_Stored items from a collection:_
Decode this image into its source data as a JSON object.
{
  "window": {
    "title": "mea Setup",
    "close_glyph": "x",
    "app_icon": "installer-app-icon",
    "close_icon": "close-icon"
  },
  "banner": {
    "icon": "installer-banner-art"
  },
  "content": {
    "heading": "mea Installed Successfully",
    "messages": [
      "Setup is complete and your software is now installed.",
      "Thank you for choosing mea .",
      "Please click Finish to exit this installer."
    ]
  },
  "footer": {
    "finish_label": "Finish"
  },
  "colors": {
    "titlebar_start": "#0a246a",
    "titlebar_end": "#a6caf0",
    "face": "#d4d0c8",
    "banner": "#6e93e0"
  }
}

_Written task:_ Copy out the lines that hold "Finish".

_Result of the task:_
      "Please click Finish to exit this installer."
    "finish_label": "Finish"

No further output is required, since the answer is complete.